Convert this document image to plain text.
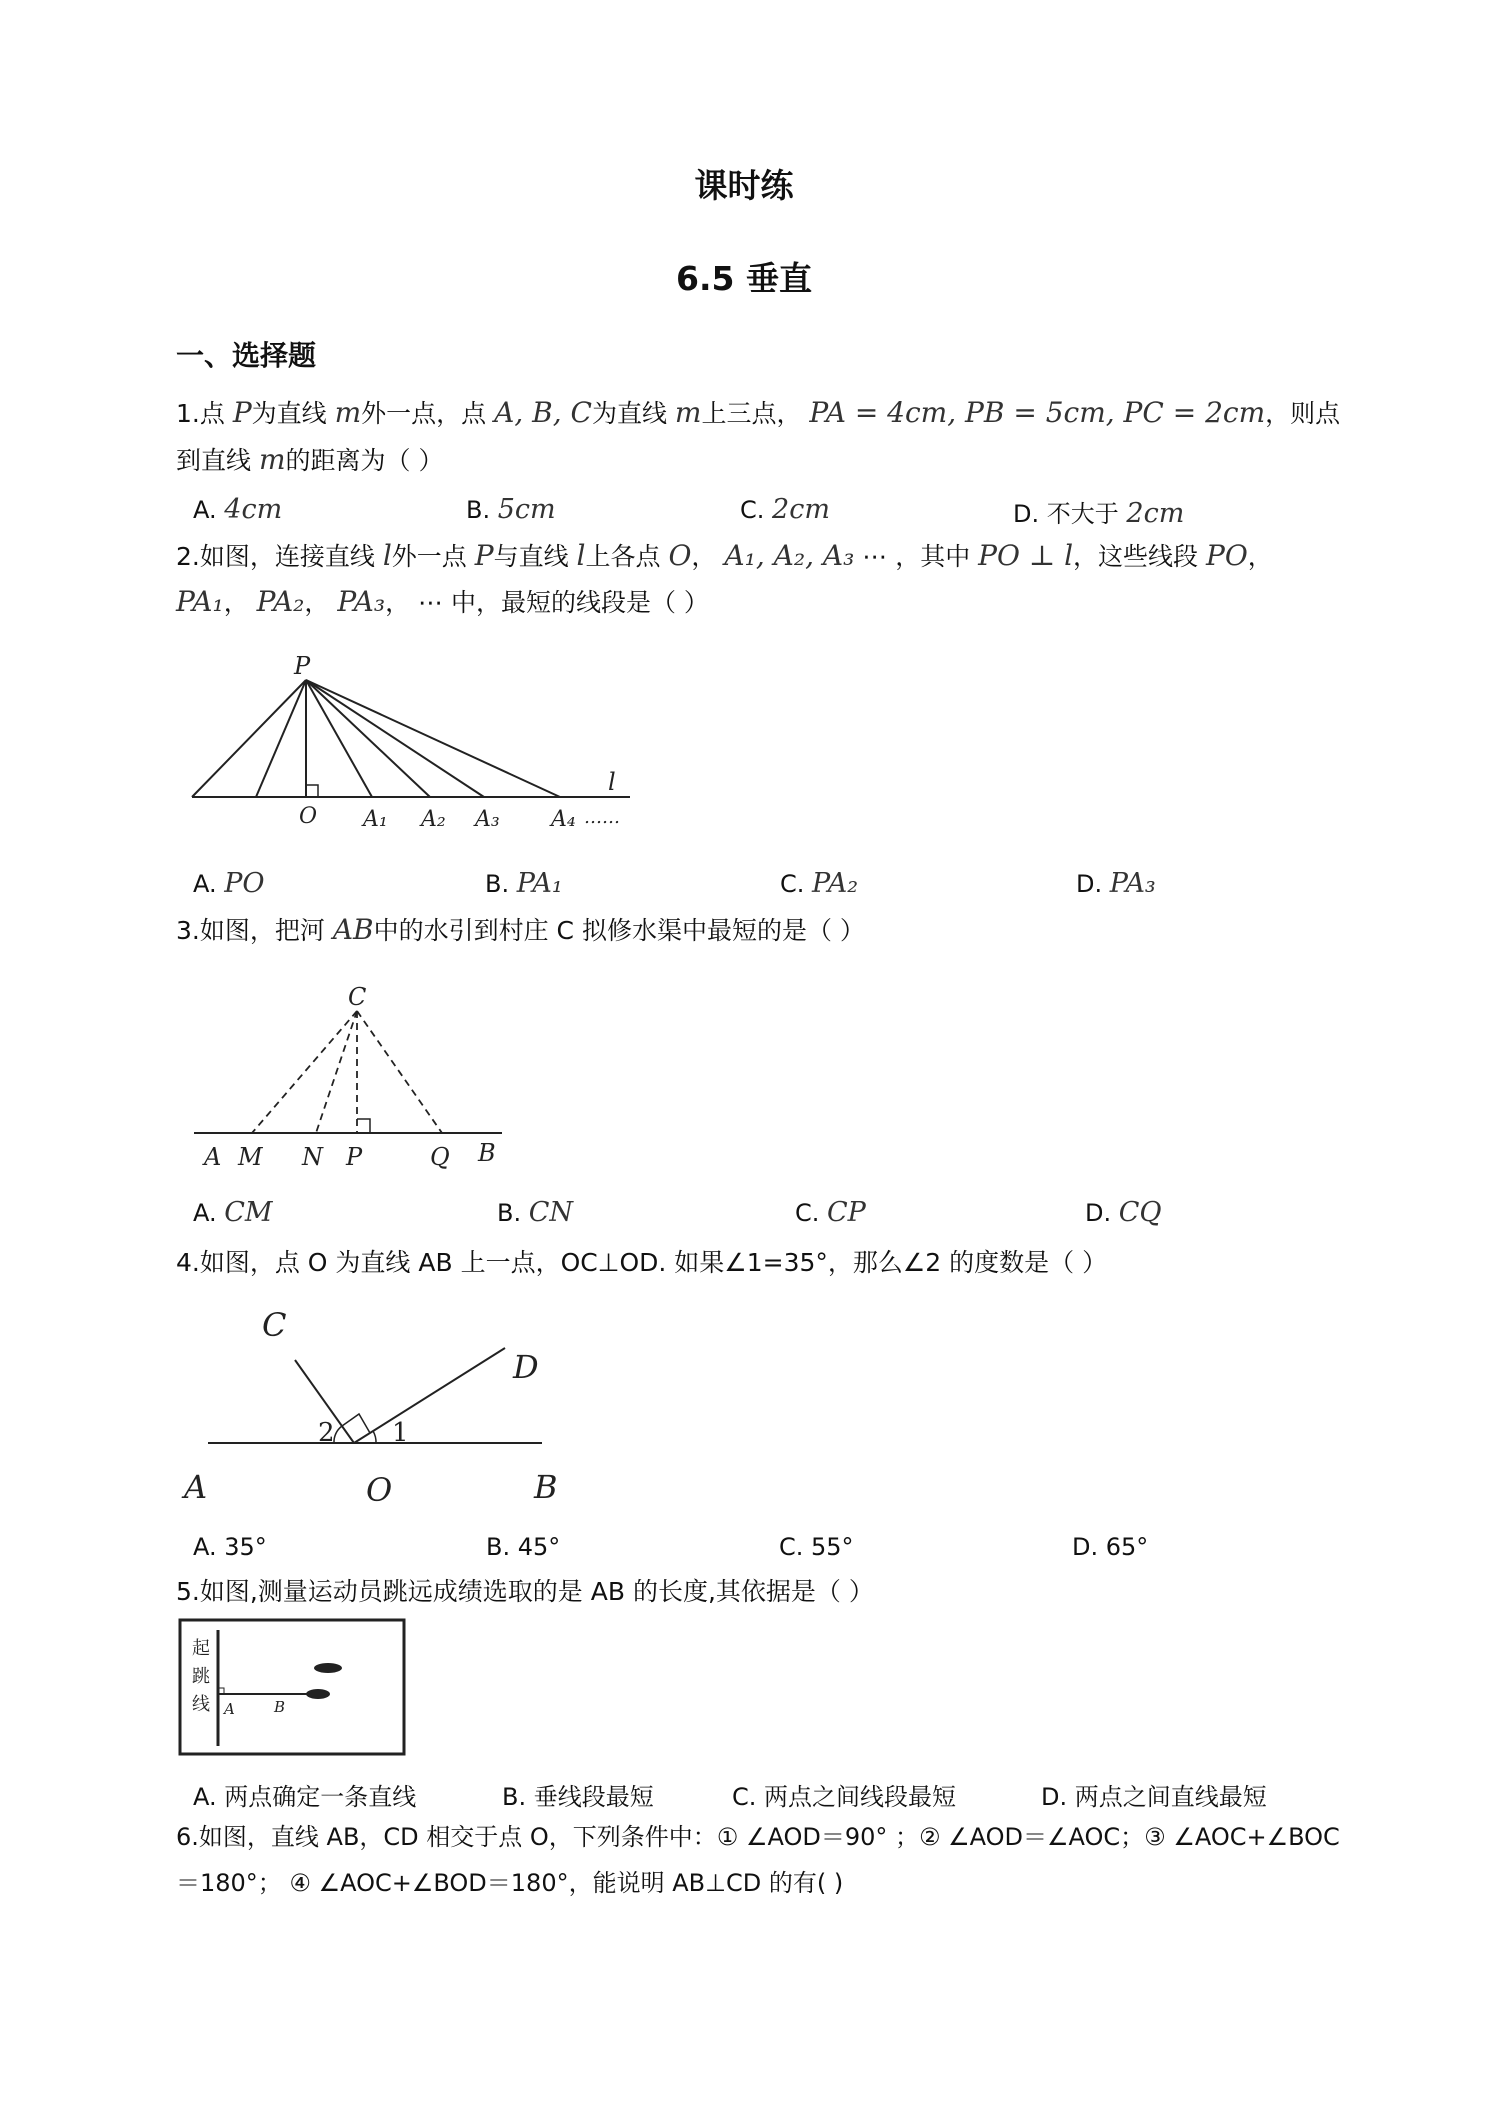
课时练
6.5 垂直
一、选择题
1.点 P为直线 m外一点，点 A, B, C为直线 m上三点， PA = 4cm, PB = 5cm, PC = 2cm，则点
到直线 m的距离为（ ）
A. 4cm	B. 5cm	C. 2cm	D. 不大于 2cm
2.如图，连接直线 l外一点 P与直线 l上各点 O， A₁, A₂, A₃ ⋯ ，其中 PO ⊥ l，这些线段 PO，
PA₁， PA₂， PA₃， ⋯ 中，最短的线段是（ ）
P
O A₁ A₂ A₃ A₄
l
……
A. PO	B. PA₁	C. PA₂	D. PA₃
3.如图，把河 AB中的水引到村庄 C 拟修水渠中最短的是（ ）
C
A M N P	Q B
A. CM	B. CN	C. CP	D. CQ
4.如图，点 O 为直线 AB 上一点，OC⊥OD. 如果∠1=35°，那么∠2 的度数是（ ）
C
D
A	O	B
1
2
A. 35°	B. 45°	C. 55°	D. 65°
5.如图,测量运动员跳远成绩选取的是 AB 的长度,其依据是（ ）
起
跳
线 A	B
A. 两点确定一条直线	B. 垂线段最短	C. 两点之间线段最短	D. 两点之间直线最短
6.如图，直线 AB，CD 相交于点 O，下列条件中：① ∠AOD＝90° ；② ∠AOD＝∠AOC；③ ∠AOC+∠BOC
＝180°； ④ ∠AOC+∠BOD＝180°，能说明 AB⊥CD 的有( )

+-------+

Aim: Leave out the pictures and copy every record above exactly.

The solution:
Convert this document image to plain text.
课时练
6.5 垂直
一、选择题
1.点 P为直线 m外一点，点 A, B, C为直线 m上三点， PA = 4cm, PB = 5cm, PC = 2cm，则点
到直线 m的距离为（ ）
A. 4cm	B. 5cm	C. 2cm	D. 不大于 2cm
2.如图，连接直线 l外一点 P与直线 l上各点 O， A₁, A₂, A₃ ⋯ ，其中 PO ⊥ l，这些线段 PO，
PA₁， PA₂， PA₃， ⋯ 中，最短的线段是（ ）
P
O A₁ A₂ A₃ A₄
l
……
A. PO	B. PA₁	C. PA₂	D. PA₃
3.如图，把河 AB中的水引到村庄 C 拟修水渠中最短的是（ ）
C
A M N P	Q B
A. CM	B. CN	C. CP	D. CQ
4.如图，点 O 为直线 AB 上一点，OC⊥OD. 如果∠1=35°，那么∠2 的度数是（ ）
C
D
A	O	B
1
2
A. 35°	B. 45°	C. 55°	D. 65°
5.如图,测量运动员跳远成绩选取的是 AB 的长度,其依据是（ ）
起
跳
线 A	B
A. 两点确定一条直线	B. 垂线段最短	C. 两点之间线段最短	D. 两点之间直线最短
6.如图，直线 AB，CD 相交于点 O，下列条件中：① ∠AOD＝90° ；② ∠AOD＝∠AOC；③ ∠AOC+∠BOC
＝180°； ④ ∠AOC+∠BOD＝180°，能说明 AB⊥CD 的有( )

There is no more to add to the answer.